Dataset excerpt
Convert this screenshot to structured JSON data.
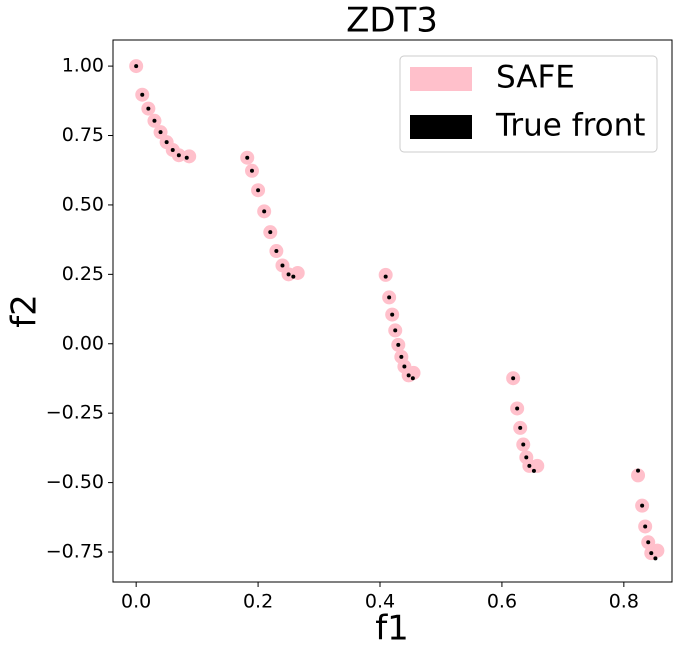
{
  "chart_data": {
    "type": "scatter",
    "title": "ZDT3",
    "x_label": "f1",
    "y_label": "f2",
    "xlim": [
      -0.038,
      0.879
    ],
    "ylim": [
      -0.858,
      1.094
    ],
    "xticks": [
      {
        "value": 0,
        "label": "0.0"
      },
      0.2,
      0.4,
      0.6,
      0.8
    ],
    "yticks": [
      {
        "value": 1,
        "label": "1.00"
      },
      0.75,
      {
        "value": 0.5,
        "label": "0.50"
      },
      0.25,
      {
        "value": 0,
        "label": "0.00"
      },
      {
        "value": -0.25,
        "label": "−0.25"
      },
      {
        "value": -0.5,
        "label": "−0.50"
      },
      {
        "value": -0.75,
        "label": "−0.75"
      }
    ],
    "legend": "upper right",
    "series": [
      {
        "name": "SAFE",
        "color": "#ffc0cb",
        "marker_size": 7,
        "x": [
          0,
          0.01,
          0.02,
          0.03,
          0.04,
          0.05,
          0.06,
          0.07,
          0.087,
          0.1822,
          0.19,
          0.2,
          0.21,
          0.22,
          0.23,
          0.24,
          0.25,
          0.265,
          0.4093,
          0.415,
          0.42,
          0.425,
          0.43,
          0.435,
          0.44,
          0.447,
          0.455,
          0.6184,
          0.625,
          0.63,
          0.635,
          0.64,
          0.645,
          0.658,
          0.8233,
          0.83,
          0.835,
          0.84,
          0.845,
          0.855
        ],
        "values": [
          1,
          0.897,
          0.847,
          0.803,
          0.762,
          0.726,
          0.698,
          0.679,
          0.675,
          0.67,
          0.623,
          0.553,
          0.477,
          0.402,
          0.334,
          0.282,
          0.25,
          0.255,
          0.248,
          0.167,
          0.105,
          0.048,
          -0.004,
          -0.047,
          -0.082,
          -0.114,
          -0.105,
          -0.124,
          -0.233,
          -0.303,
          -0.363,
          -0.409,
          -0.44,
          -0.44,
          -0.474,
          -0.583,
          -0.658,
          -0.715,
          -0.754,
          -0.745
        ]
      },
      {
        "name": "True front",
        "color": "#000000",
        "marker_size": 2,
        "x": [
          0,
          0.01,
          0.02,
          0.03,
          0.04,
          0.05,
          0.06,
          0.07,
          0.083,
          0.1822,
          0.19,
          0.2,
          0.21,
          0.22,
          0.23,
          0.24,
          0.25,
          0.2578,
          0.4093,
          0.415,
          0.42,
          0.425,
          0.43,
          0.435,
          0.44,
          0.447,
          0.4539,
          0.6184,
          0.625,
          0.63,
          0.635,
          0.64,
          0.645,
          0.6525,
          0.8233,
          0.83,
          0.835,
          0.84,
          0.845,
          0.8518
        ],
        "values": [
          1,
          0.897,
          0.847,
          0.803,
          0.762,
          0.726,
          0.698,
          0.679,
          0.67,
          0.67,
          0.623,
          0.553,
          0.477,
          0.402,
          0.334,
          0.282,
          0.25,
          0.242,
          0.242,
          0.167,
          0.105,
          0.048,
          -0.004,
          -0.047,
          -0.082,
          -0.114,
          -0.124,
          -0.124,
          -0.233,
          -0.303,
          -0.363,
          -0.409,
          -0.44,
          -0.458,
          -0.457,
          -0.583,
          -0.658,
          -0.715,
          -0.754,
          -0.773
        ]
      }
    ]
  }
}
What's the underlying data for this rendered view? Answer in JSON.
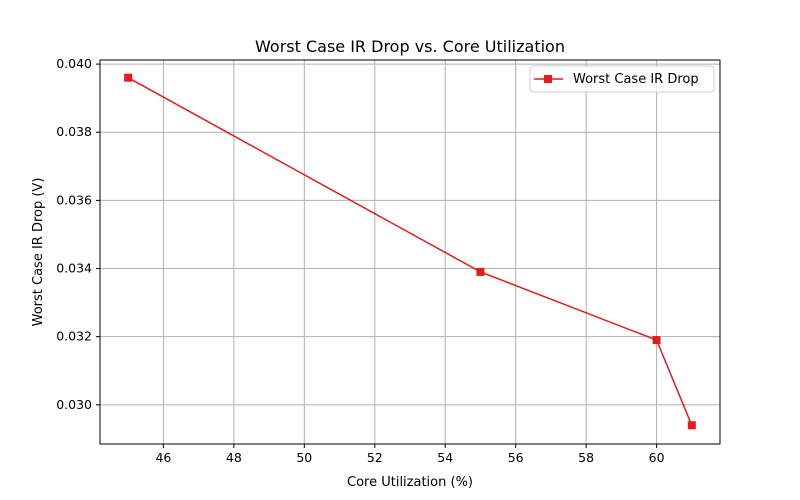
{
  "chart_data": {
    "type": "line",
    "title": "Worst Case IR Drop vs. Core Utilization",
    "xlabel": "Core Utilization (%)",
    "ylabel": "Worst Case IR Drop (V)",
    "xlim": [
      44.2,
      61.8
    ],
    "ylim": [
      0.02885,
      0.04012
    ],
    "xticks": [
      46,
      48,
      50,
      52,
      54,
      56,
      58,
      60
    ],
    "xtick_labels": [
      "46",
      "48",
      "50",
      "52",
      "54",
      "56",
      "58",
      "60"
    ],
    "yticks": [
      0.03,
      0.032,
      0.034,
      0.036,
      0.038,
      0.04
    ],
    "ytick_labels": [
      "0.030",
      "0.032",
      "0.034",
      "0.036",
      "0.038",
      "0.040"
    ],
    "grid": true,
    "legend_position": "top-right",
    "series": [
      {
        "name": "Worst Case IR Drop",
        "color": "#e41a1c",
        "marker": "square",
        "x": [
          45,
          55,
          60,
          61
        ],
        "y": [
          0.0396,
          0.0339,
          0.0319,
          0.0294
        ]
      }
    ]
  }
}
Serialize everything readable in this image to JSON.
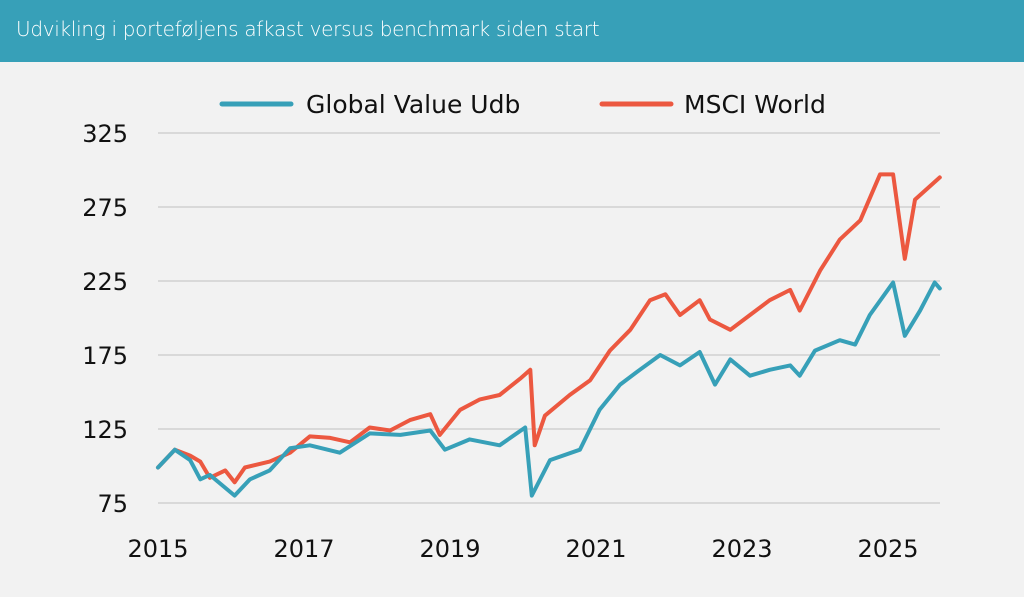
{
  "header": {
    "title": "Udvikling i porteføljens afkast versus benchmark siden start"
  },
  "colors": {
    "header_bg": "#37a0b8",
    "background": "#f2f2f2",
    "grid": "#d9d9d9"
  },
  "chart_data": {
    "type": "line",
    "title": "Udvikling i porteføljens afkast versus benchmark siden start",
    "xlabel": "",
    "ylabel": "",
    "xlim": [
      2015,
      2025.7
    ],
    "ylim": [
      75,
      325
    ],
    "yticks": [
      "75",
      "125",
      "175",
      "225",
      "275",
      "325"
    ],
    "xticks": [
      "2015",
      "2017",
      "2019",
      "2021",
      "2023",
      "2025"
    ],
    "grid": "horizontal",
    "legend_position": "top",
    "series": [
      {
        "name": "Global Value Udb",
        "color": "#37a0b8",
        "x": [
          2015.0,
          2015.23,
          2015.44,
          2015.58,
          2015.71,
          2016.05,
          2016.26,
          2016.53,
          2016.81,
          2017.08,
          2017.49,
          2017.9,
          2018.32,
          2018.73,
          2018.93,
          2019.27,
          2019.68,
          2020.03,
          2020.12,
          2020.37,
          2020.78,
          2021.05,
          2021.33,
          2021.6,
          2021.88,
          2022.15,
          2022.42,
          2022.63,
          2022.84,
          2023.11,
          2023.38,
          2023.66,
          2023.79,
          2024.0,
          2024.34,
          2024.55,
          2024.75,
          2025.07,
          2025.23,
          2025.44,
          2025.64,
          2025.71
        ],
        "y": [
          99,
          111,
          104,
          91,
          94,
          80,
          91,
          97,
          112,
          114,
          109,
          122,
          121,
          124,
          111,
          118,
          114,
          126,
          80,
          104,
          111,
          138,
          155,
          165,
          175,
          168,
          177,
          155,
          172,
          161,
          165,
          168,
          161,
          178,
          185,
          182,
          202,
          224,
          188,
          205,
          224,
          220
        ]
      },
      {
        "name": "MSCI World",
        "color": "#ec5840",
        "x": [
          2015.0,
          2015.23,
          2015.44,
          2015.58,
          2015.71,
          2015.92,
          2016.05,
          2016.19,
          2016.53,
          2016.81,
          2017.08,
          2017.36,
          2017.63,
          2017.9,
          2018.18,
          2018.45,
          2018.73,
          2018.86,
          2019.14,
          2019.41,
          2019.68,
          2019.96,
          2020.1,
          2020.16,
          2020.3,
          2020.64,
          2020.92,
          2021.19,
          2021.47,
          2021.74,
          2021.95,
          2022.15,
          2022.42,
          2022.56,
          2022.84,
          2023.11,
          2023.38,
          2023.66,
          2023.79,
          2024.07,
          2024.34,
          2024.62,
          2024.89,
          2025.07,
          2025.23,
          2025.37,
          2025.71
        ],
        "y": [
          99,
          111,
          107,
          103,
          92,
          97,
          89,
          99,
          103,
          109,
          120,
          119,
          116,
          126,
          124,
          131,
          135,
          121,
          138,
          145,
          148,
          159,
          165,
          114,
          134,
          148,
          158,
          178,
          192,
          212,
          216,
          202,
          212,
          199,
          192,
          202,
          212,
          219,
          205,
          232,
          253,
          266,
          297,
          297,
          240,
          280,
          295
        ]
      }
    ]
  }
}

* [WHAT YOU ARE ASKED TO DO] Each entry shown above must be quoted exactly, with its pictures left out.

* [WRITTEN REPLY]
Convert this screenshot to structured JSON data.
{
  "chart_data": {
    "type": "scatter",
    "title": "ZDT3",
    "x_label": "f1",
    "y_label": "f2",
    "xlim": [
      -0.038,
      0.879
    ],
    "ylim": [
      -0.858,
      1.094
    ],
    "xticks": [
      {
        "value": 0,
        "label": "0.0"
      },
      0.2,
      0.4,
      0.6,
      0.8
    ],
    "yticks": [
      {
        "value": 1,
        "label": "1.00"
      },
      0.75,
      {
        "value": 0.5,
        "label": "0.50"
      },
      0.25,
      {
        "value": 0,
        "label": "0.00"
      },
      {
        "value": -0.25,
        "label": "−0.25"
      },
      {
        "value": -0.5,
        "label": "−0.50"
      },
      {
        "value": -0.75,
        "label": "−0.75"
      }
    ],
    "legend": "upper right",
    "series": [
      {
        "name": "SAFE",
        "color": "#ffc0cb",
        "marker_size": 7,
        "x": [
          0,
          0.01,
          0.02,
          0.03,
          0.04,
          0.05,
          0.06,
          0.07,
          0.087,
          0.1822,
          0.19,
          0.2,
          0.21,
          0.22,
          0.23,
          0.24,
          0.25,
          0.265,
          0.4093,
          0.415,
          0.42,
          0.425,
          0.43,
          0.435,
          0.44,
          0.447,
          0.455,
          0.6184,
          0.625,
          0.63,
          0.635,
          0.64,
          0.645,
          0.658,
          0.8233,
          0.83,
          0.835,
          0.84,
          0.845,
          0.855
        ],
        "values": [
          1,
          0.897,
          0.847,
          0.803,
          0.762,
          0.726,
          0.698,
          0.679,
          0.675,
          0.67,
          0.623,
          0.553,
          0.477,
          0.402,
          0.334,
          0.282,
          0.25,
          0.255,
          0.248,
          0.167,
          0.105,
          0.048,
          -0.004,
          -0.047,
          -0.082,
          -0.114,
          -0.105,
          -0.124,
          -0.233,
          -0.303,
          -0.363,
          -0.409,
          -0.44,
          -0.44,
          -0.474,
          -0.583,
          -0.658,
          -0.715,
          -0.754,
          -0.745
        ]
      },
      {
        "name": "True front",
        "color": "#000000",
        "marker_size": 2,
        "x": [
          0,
          0.01,
          0.02,
          0.03,
          0.04,
          0.05,
          0.06,
          0.07,
          0.083,
          0.1822,
          0.19,
          0.2,
          0.21,
          0.22,
          0.23,
          0.24,
          0.25,
          0.2578,
          0.4093,
          0.415,
          0.42,
          0.425,
          0.43,
          0.435,
          0.44,
          0.447,
          0.4539,
          0.6184,
          0.625,
          0.63,
          0.635,
          0.64,
          0.645,
          0.6525,
          0.8233,
          0.83,
          0.835,
          0.84,
          0.845,
          0.8518
        ],
        "values": [
          1,
          0.897,
          0.847,
          0.803,
          0.762,
          0.726,
          0.698,
          0.679,
          0.67,
          0.67,
          0.623,
          0.553,
          0.477,
          0.402,
          0.334,
          0.282,
          0.25,
          0.242,
          0.242,
          0.167,
          0.105,
          0.048,
          -0.004,
          -0.047,
          -0.082,
          -0.114,
          -0.124,
          -0.124,
          -0.233,
          -0.303,
          -0.363,
          -0.409,
          -0.44,
          -0.458,
          -0.457,
          -0.583,
          -0.658,
          -0.715,
          -0.754,
          -0.773
        ]
      }
    ]
  }
}
What's the underlying data for this rendered view? Answer in JSON.
{
  "chart_data": {
    "type": "line",
    "title": "Worst Case IR Drop vs. Core Utilization",
    "xlabel": "Core Utilization (%)",
    "ylabel": "Worst Case IR Drop (V)",
    "xlim": [
      44.2,
      61.8
    ],
    "ylim": [
      0.02885,
      0.04012
    ],
    "xticks": [
      46,
      48,
      50,
      52,
      54,
      56,
      58,
      60
    ],
    "xtick_labels": [
      "46",
      "48",
      "50",
      "52",
      "54",
      "56",
      "58",
      "60"
    ],
    "yticks": [
      0.03,
      0.032,
      0.034,
      0.036,
      0.038,
      0.04
    ],
    "ytick_labels": [
      "0.030",
      "0.032",
      "0.034",
      "0.036",
      "0.038",
      "0.040"
    ],
    "grid": true,
    "legend_position": "top-right",
    "series": [
      {
        "name": "Worst Case IR Drop",
        "color": "#e41a1c",
        "marker": "square",
        "x": [
          45,
          55,
          60,
          61
        ],
        "y": [
          0.0396,
          0.0339,
          0.0319,
          0.0294
        ]
      }
    ]
  }
}
Serialize everything readable in this image to JSON.
{
  "header": {
    "title": "Udvikling i porteføljens afkast versus benchmark siden start"
  },
  "colors": {
    "header_bg": "#37a0b8",
    "background": "#f2f2f2",
    "grid": "#d9d9d9"
  },
  "chart_data": {
    "type": "line",
    "title": "Udvikling i porteføljens afkast versus benchmark siden start",
    "xlabel": "",
    "ylabel": "",
    "xlim": [
      2015,
      2025.7
    ],
    "ylim": [
      75,
      325
    ],
    "yticks": [
      "75",
      "125",
      "175",
      "225",
      "275",
      "325"
    ],
    "xticks": [
      "2015",
      "2017",
      "2019",
      "2021",
      "2023",
      "2025"
    ],
    "grid": "horizontal",
    "legend_position": "top",
    "series": [
      {
        "name": "Global Value Udb",
        "color": "#37a0b8",
        "x": [
          2015.0,
          2015.23,
          2015.44,
          2015.58,
          2015.71,
          2016.05,
          2016.26,
          2016.53,
          2016.81,
          2017.08,
          2017.49,
          2017.9,
          2018.32,
          2018.73,
          2018.93,
          2019.27,
          2019.68,
          2020.03,
          2020.12,
          2020.37,
          2020.78,
          2021.05,
          2021.33,
          2021.6,
          2021.88,
          2022.15,
          2022.42,
          2022.63,
          2022.84,
          2023.11,
          2023.38,
          2023.66,
          2023.79,
          2024.0,
          2024.34,
          2024.55,
          2024.75,
          2025.07,
          2025.23,
          2025.44,
          2025.64,
          2025.71
        ],
        "y": [
          99,
          111,
          104,
          91,
          94,
          80,
          91,
          97,
          112,
          114,
          109,
          122,
          121,
          124,
          111,
          118,
          114,
          126,
          80,
          104,
          111,
          138,
          155,
          165,
          175,
          168,
          177,
          155,
          172,
          161,
          165,
          168,
          161,
          178,
          185,
          182,
          202,
          224,
          188,
          205,
          224,
          220
        ]
      },
      {
        "name": "MSCI World",
        "color": "#ec5840",
        "x": [
          2015.0,
          2015.23,
          2015.44,
          2015.58,
          2015.71,
          2015.92,
          2016.05,
          2016.19,
          2016.53,
          2016.81,
          2017.08,
          2017.36,
          2017.63,
          2017.9,
          2018.18,
          2018.45,
          2018.73,
          2018.86,
          2019.14,
          2019.41,
          2019.68,
          2019.96,
          2020.1,
          2020.16,
          2020.3,
          2020.64,
          2020.92,
          2021.19,
          2021.47,
          2021.74,
          2021.95,
          2022.15,
          2022.42,
          2022.56,
          2022.84,
          2023.11,
          2023.38,
          2023.66,
          2023.79,
          2024.07,
          2024.34,
          2024.62,
          2024.89,
          2025.07,
          2025.23,
          2025.37,
          2025.71
        ],
        "y": [
          99,
          111,
          107,
          103,
          92,
          97,
          89,
          99,
          103,
          109,
          120,
          119,
          116,
          126,
          124,
          131,
          135,
          121,
          138,
          145,
          148,
          159,
          165,
          114,
          134,
          148,
          158,
          178,
          192,
          212,
          216,
          202,
          212,
          199,
          192,
          202,
          212,
          219,
          205,
          232,
          253,
          266,
          297,
          297,
          240,
          280,
          295
        ]
      }
    ]
  }
}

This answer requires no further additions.